»»

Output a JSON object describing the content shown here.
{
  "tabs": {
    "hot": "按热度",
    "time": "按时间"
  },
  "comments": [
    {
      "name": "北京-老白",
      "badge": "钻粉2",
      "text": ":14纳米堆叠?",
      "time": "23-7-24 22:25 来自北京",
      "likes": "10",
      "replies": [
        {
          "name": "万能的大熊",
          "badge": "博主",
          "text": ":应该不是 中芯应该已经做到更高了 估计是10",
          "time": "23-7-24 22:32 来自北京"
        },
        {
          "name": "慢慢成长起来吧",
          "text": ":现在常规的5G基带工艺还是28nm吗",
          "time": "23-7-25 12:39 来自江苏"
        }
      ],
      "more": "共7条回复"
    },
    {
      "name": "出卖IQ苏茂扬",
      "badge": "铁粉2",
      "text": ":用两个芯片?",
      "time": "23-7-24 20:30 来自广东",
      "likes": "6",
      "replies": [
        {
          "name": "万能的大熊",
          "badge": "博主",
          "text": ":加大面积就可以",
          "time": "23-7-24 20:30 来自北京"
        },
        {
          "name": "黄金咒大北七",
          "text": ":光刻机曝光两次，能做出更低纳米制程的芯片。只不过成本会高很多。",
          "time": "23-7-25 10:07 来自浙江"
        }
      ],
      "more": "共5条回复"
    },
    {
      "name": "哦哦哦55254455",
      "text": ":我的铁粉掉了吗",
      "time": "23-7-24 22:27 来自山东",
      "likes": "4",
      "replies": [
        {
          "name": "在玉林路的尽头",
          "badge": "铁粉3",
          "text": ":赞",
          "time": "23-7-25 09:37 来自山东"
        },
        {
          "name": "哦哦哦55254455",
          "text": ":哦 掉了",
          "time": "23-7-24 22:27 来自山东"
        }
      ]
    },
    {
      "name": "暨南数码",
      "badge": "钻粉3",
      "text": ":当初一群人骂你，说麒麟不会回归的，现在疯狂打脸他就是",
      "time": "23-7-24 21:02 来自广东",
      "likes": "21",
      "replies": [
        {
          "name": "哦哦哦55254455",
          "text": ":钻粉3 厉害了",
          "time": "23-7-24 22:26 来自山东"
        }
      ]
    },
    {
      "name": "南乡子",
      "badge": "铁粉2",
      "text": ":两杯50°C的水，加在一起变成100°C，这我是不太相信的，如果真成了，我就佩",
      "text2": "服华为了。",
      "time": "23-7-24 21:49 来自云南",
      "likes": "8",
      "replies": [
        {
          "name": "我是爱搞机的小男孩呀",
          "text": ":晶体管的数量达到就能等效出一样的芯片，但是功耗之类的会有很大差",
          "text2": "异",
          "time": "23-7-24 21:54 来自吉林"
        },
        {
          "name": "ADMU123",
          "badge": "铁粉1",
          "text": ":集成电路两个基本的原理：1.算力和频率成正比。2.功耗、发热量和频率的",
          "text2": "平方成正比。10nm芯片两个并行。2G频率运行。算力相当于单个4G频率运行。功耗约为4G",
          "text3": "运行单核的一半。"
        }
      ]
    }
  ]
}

««

PROBLEM DETAILS — Reproduce the data in its entirety, matching each character.

SOLUTION FOR THIS TASK —
Output a JSON object describing the content shown here.
{
  "tabs": {
    "hot": "按热度",
    "time": "按时间"
  },
  "comments": [
    {
      "name": "北京-老白",
      "badge": "钻粉2",
      "text": ":14纳米堆叠?",
      "time": "23-7-24 22:25 来自北京",
      "likes": "10",
      "replies": [
        {
          "name": "万能的大熊",
          "badge": "博主",
          "text": ":应该不是 中芯应该已经做到更高了 估计是10",
          "time": "23-7-24 22:32 来自北京"
        },
        {
          "name": "慢慢成长起来吧",
          "text": ":现在常规的5G基带工艺还是28nm吗",
          "time": "23-7-25 12:39 来自江苏"
        }
      ],
      "more": "共7条回复"
    },
    {
      "name": "出卖IQ苏茂扬",
      "badge": "铁粉2",
      "text": ":用两个芯片?",
      "time": "23-7-24 20:30 来自广东",
      "likes": "6",
      "replies": [
        {
          "name": "万能的大熊",
          "badge": "博主",
          "text": ":加大面积就可以",
          "time": "23-7-24 20:30 来自北京"
        },
        {
          "name": "黄金咒大北七",
          "text": ":光刻机曝光两次，能做出更低纳米制程的芯片。只不过成本会高很多。",
          "time": "23-7-25 10:07 来自浙江"
        }
      ],
      "more": "共5条回复"
    },
    {
      "name": "哦哦哦55254455",
      "text": ":我的铁粉掉了吗",
      "time": "23-7-24 22:27 来自山东",
      "likes": "4",
      "replies": [
        {
          "name": "在玉林路的尽头",
          "badge": "铁粉3",
          "text": ":赞",
          "time": "23-7-25 09:37 来自山东"
        },
        {
          "name": "哦哦哦55254455",
          "text": ":哦 掉了",
          "time": "23-7-24 22:27 来自山东"
        }
      ]
    },
    {
      "name": "暨南数码",
      "badge": "钻粉3",
      "text": ":当初一群人骂你，说麒麟不会回归的，现在疯狂打脸他就是",
      "time": "23-7-24 21:02 来自广东",
      "likes": "21",
      "replies": [
        {
          "name": "哦哦哦55254455",
          "text": ":钻粉3 厉害了",
          "time": "23-7-24 22:26 来自山东"
        }
      ]
    },
    {
      "name": "南乡子",
      "badge": "铁粉2",
      "text": ":两杯50°C的水，加在一起变成100°C，这我是不太相信的，如果真成了，我就佩",
      "text2": "服华为了。",
      "time": "23-7-24 21:49 来自云南",
      "likes": "8",
      "replies": [
        {
          "name": "我是爱搞机的小男孩呀",
          "text": ":晶体管的数量达到就能等效出一样的芯片，但是功耗之类的会有很大差",
          "text2": "异",
          "time": "23-7-24 21:54 来自吉林"
        },
        {
          "name": "ADMU123",
          "badge": "铁粉1",
          "text": ":集成电路两个基本的原理：1.算力和频率成正比。2.功耗、发热量和频率的",
          "text2": "平方成正比。10nm芯片两个并行。2G频率运行。算力相当于单个4G频率运行。功耗约为4G",
          "text3": "运行单核的一半。"
        }
      ]
    }
  ]
}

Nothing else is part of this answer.